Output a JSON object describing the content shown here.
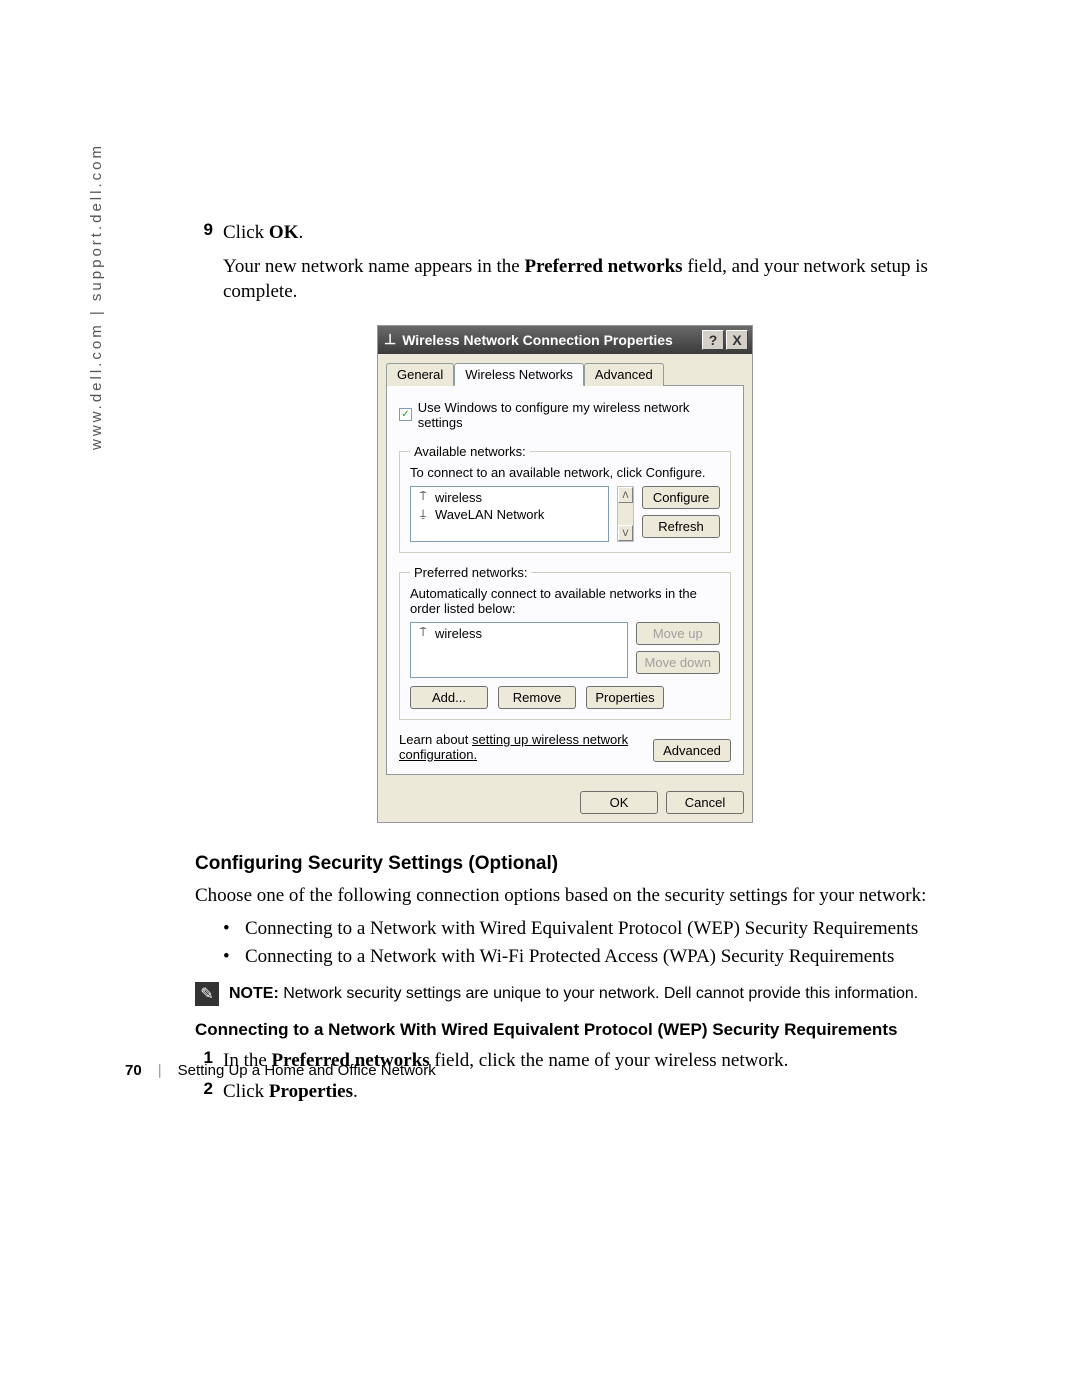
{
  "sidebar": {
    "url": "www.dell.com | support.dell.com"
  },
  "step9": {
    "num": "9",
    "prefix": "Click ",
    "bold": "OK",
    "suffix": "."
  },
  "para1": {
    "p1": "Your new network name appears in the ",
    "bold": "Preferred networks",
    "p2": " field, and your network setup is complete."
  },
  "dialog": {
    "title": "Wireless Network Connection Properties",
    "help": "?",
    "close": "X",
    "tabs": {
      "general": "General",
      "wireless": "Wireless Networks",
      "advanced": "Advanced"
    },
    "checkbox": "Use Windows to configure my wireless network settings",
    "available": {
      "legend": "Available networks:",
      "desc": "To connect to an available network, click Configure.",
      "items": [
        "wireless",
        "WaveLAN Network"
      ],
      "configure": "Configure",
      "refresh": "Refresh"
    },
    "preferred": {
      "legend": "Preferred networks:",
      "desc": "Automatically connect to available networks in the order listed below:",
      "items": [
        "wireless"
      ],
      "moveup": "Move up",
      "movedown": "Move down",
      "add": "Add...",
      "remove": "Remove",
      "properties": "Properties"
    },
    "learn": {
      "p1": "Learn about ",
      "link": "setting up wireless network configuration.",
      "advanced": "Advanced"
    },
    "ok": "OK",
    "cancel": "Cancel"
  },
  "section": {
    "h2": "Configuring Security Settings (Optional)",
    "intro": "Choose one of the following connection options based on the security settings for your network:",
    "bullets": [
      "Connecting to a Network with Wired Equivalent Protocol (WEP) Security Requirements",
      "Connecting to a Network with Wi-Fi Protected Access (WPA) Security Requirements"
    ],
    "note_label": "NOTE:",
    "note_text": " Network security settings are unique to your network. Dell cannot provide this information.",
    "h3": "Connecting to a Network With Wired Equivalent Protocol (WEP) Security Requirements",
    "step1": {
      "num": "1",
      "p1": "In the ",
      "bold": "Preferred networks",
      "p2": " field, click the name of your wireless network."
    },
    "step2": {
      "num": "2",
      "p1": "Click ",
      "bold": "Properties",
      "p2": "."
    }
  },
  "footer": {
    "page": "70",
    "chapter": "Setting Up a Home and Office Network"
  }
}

■ ■ ■ ■ ■

Exercise directions: Leave the images out, please, and restate each line word for word.

Solution to this problem:
Output a JSON object describing the content shown here.
{
  "sidebar": {
    "url": "www.dell.com | support.dell.com"
  },
  "step9": {
    "num": "9",
    "prefix": "Click ",
    "bold": "OK",
    "suffix": "."
  },
  "para1": {
    "p1": "Your new network name appears in the ",
    "bold": "Preferred networks",
    "p2": " field, and your network setup is complete."
  },
  "dialog": {
    "title": "Wireless Network Connection Properties",
    "help": "?",
    "close": "X",
    "tabs": {
      "general": "General",
      "wireless": "Wireless Networks",
      "advanced": "Advanced"
    },
    "checkbox": "Use Windows to configure my wireless network settings",
    "available": {
      "legend": "Available networks:",
      "desc": "To connect to an available network, click Configure.",
      "items": [
        "wireless",
        "WaveLAN Network"
      ],
      "configure": "Configure",
      "refresh": "Refresh"
    },
    "preferred": {
      "legend": "Preferred networks:",
      "desc": "Automatically connect to available networks in the order listed below:",
      "items": [
        "wireless"
      ],
      "moveup": "Move up",
      "movedown": "Move down",
      "add": "Add...",
      "remove": "Remove",
      "properties": "Properties"
    },
    "learn": {
      "p1": "Learn about ",
      "link": "setting up wireless network configuration.",
      "advanced": "Advanced"
    },
    "ok": "OK",
    "cancel": "Cancel"
  },
  "section": {
    "h2": "Configuring Security Settings (Optional)",
    "intro": "Choose one of the following connection options based on the security settings for your network:",
    "bullets": [
      "Connecting to a Network with Wired Equivalent Protocol (WEP) Security Requirements",
      "Connecting to a Network with Wi-Fi Protected Access (WPA) Security Requirements"
    ],
    "note_label": "NOTE:",
    "note_text": " Network security settings are unique to your network. Dell cannot provide this information.",
    "h3": "Connecting to a Network With Wired Equivalent Protocol (WEP) Security Requirements",
    "step1": {
      "num": "1",
      "p1": "In the ",
      "bold": "Preferred networks",
      "p2": " field, click the name of your wireless network."
    },
    "step2": {
      "num": "2",
      "p1": "Click ",
      "bold": "Properties",
      "p2": "."
    }
  },
  "footer": {
    "page": "70",
    "chapter": "Setting Up a Home and Office Network"
  }
}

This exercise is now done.